### Dataset rows ###
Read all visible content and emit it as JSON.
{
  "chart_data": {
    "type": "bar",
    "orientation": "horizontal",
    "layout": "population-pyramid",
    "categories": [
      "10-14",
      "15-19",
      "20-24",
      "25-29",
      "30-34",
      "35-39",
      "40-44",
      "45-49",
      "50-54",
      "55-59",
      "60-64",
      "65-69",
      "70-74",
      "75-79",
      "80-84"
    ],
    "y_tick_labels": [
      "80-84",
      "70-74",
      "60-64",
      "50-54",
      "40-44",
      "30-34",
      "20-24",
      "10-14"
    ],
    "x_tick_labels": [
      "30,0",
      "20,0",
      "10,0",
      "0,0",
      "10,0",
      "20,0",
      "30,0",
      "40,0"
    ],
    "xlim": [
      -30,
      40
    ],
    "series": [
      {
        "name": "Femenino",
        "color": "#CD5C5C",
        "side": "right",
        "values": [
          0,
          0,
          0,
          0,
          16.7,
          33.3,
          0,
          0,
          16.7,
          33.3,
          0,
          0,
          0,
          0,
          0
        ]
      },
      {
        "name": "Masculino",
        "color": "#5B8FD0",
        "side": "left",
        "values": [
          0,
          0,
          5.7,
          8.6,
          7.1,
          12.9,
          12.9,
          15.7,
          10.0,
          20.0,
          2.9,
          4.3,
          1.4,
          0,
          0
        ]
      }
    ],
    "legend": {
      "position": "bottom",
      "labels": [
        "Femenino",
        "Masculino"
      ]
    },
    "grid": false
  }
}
###
> [Your goal]: Return the listing above in full, character for character.

> [Expected output]:
Read all visible content and emit it as JSON.
{
  "chart_data": {
    "type": "bar",
    "orientation": "horizontal",
    "layout": "population-pyramid",
    "categories": [
      "10-14",
      "15-19",
      "20-24",
      "25-29",
      "30-34",
      "35-39",
      "40-44",
      "45-49",
      "50-54",
      "55-59",
      "60-64",
      "65-69",
      "70-74",
      "75-79",
      "80-84"
    ],
    "y_tick_labels": [
      "80-84",
      "70-74",
      "60-64",
      "50-54",
      "40-44",
      "30-34",
      "20-24",
      "10-14"
    ],
    "x_tick_labels": [
      "30,0",
      "20,0",
      "10,0",
      "0,0",
      "10,0",
      "20,0",
      "30,0",
      "40,0"
    ],
    "xlim": [
      -30,
      40
    ],
    "series": [
      {
        "name": "Femenino",
        "color": "#CD5C5C",
        "side": "right",
        "values": [
          0,
          0,
          0,
          0,
          16.7,
          33.3,
          0,
          0,
          16.7,
          33.3,
          0,
          0,
          0,
          0,
          0
        ]
      },
      {
        "name": "Masculino",
        "color": "#5B8FD0",
        "side": "left",
        "values": [
          0,
          0,
          5.7,
          8.6,
          7.1,
          12.9,
          12.9,
          15.7,
          10.0,
          20.0,
          2.9,
          4.3,
          1.4,
          0,
          0
        ]
      }
    ],
    "legend": {
      "position": "bottom",
      "labels": [
        "Femenino",
        "Masculino"
      ]
    },
    "grid": false
  }
}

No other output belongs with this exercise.